— Task to complete —
Your task is to copy the material exactly.

━━━━━━━━━━

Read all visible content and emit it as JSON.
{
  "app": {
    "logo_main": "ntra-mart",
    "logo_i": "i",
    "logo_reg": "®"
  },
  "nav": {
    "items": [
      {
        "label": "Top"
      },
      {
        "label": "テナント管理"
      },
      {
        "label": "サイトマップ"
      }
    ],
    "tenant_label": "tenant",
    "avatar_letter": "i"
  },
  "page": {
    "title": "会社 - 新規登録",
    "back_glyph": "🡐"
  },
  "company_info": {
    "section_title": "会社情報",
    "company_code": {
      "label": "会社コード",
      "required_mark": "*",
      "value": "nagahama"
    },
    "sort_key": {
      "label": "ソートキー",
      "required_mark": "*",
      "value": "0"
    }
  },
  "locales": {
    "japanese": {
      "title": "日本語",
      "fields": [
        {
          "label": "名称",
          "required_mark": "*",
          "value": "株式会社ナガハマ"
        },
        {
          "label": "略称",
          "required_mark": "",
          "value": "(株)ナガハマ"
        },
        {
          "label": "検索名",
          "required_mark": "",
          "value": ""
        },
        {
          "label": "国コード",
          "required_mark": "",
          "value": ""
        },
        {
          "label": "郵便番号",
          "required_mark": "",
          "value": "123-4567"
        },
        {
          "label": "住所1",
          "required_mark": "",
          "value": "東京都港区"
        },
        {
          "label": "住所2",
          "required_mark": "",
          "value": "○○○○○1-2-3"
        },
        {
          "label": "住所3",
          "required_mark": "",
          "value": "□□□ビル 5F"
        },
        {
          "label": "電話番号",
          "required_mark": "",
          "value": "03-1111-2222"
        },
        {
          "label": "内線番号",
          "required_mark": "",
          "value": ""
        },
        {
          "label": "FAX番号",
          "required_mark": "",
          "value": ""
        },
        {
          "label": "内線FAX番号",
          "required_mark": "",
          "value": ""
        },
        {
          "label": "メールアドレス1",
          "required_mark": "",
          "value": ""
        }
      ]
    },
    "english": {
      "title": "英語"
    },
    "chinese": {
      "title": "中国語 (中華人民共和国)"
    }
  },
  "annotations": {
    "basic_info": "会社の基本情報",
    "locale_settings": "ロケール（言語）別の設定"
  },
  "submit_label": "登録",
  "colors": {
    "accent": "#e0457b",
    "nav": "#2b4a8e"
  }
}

━━━━━━━━━━

— Task response —
Read all visible content and emit it as JSON.
{
  "app": {
    "logo_main": "ntra-mart",
    "logo_i": "i",
    "logo_reg": "®"
  },
  "nav": {
    "items": [
      {
        "label": "Top"
      },
      {
        "label": "テナント管理"
      },
      {
        "label": "サイトマップ"
      }
    ],
    "tenant_label": "tenant",
    "avatar_letter": "i"
  },
  "page": {
    "title": "会社 - 新規登録",
    "back_glyph": "🡐"
  },
  "company_info": {
    "section_title": "会社情報",
    "company_code": {
      "label": "会社コード",
      "required_mark": "*",
      "value": "nagahama"
    },
    "sort_key": {
      "label": "ソートキー",
      "required_mark": "*",
      "value": "0"
    }
  },
  "locales": {
    "japanese": {
      "title": "日本語",
      "fields": [
        {
          "label": "名称",
          "required_mark": "*",
          "value": "株式会社ナガハマ"
        },
        {
          "label": "略称",
          "required_mark": "",
          "value": "(株)ナガハマ"
        },
        {
          "label": "検索名",
          "required_mark": "",
          "value": ""
        },
        {
          "label": "国コード",
          "required_mark": "",
          "value": ""
        },
        {
          "label": "郵便番号",
          "required_mark": "",
          "value": "123-4567"
        },
        {
          "label": "住所1",
          "required_mark": "",
          "value": "東京都港区"
        },
        {
          "label": "住所2",
          "required_mark": "",
          "value": "○○○○○1-2-3"
        },
        {
          "label": "住所3",
          "required_mark": "",
          "value": "□□□ビル 5F"
        },
        {
          "label": "電話番号",
          "required_mark": "",
          "value": "03-1111-2222"
        },
        {
          "label": "内線番号",
          "required_mark": "",
          "value": ""
        },
        {
          "label": "FAX番号",
          "required_mark": "",
          "value": ""
        },
        {
          "label": "内線FAX番号",
          "required_mark": "",
          "value": ""
        },
        {
          "label": "メールアドレス1",
          "required_mark": "",
          "value": ""
        }
      ]
    },
    "english": {
      "title": "英語"
    },
    "chinese": {
      "title": "中国語 (中華人民共和国)"
    }
  },
  "annotations": {
    "basic_info": "会社の基本情報",
    "locale_settings": "ロケール（言語）別の設定"
  },
  "submit_label": "登録",
  "colors": {
    "accent": "#e0457b",
    "nav": "#2b4a8e"
  }
}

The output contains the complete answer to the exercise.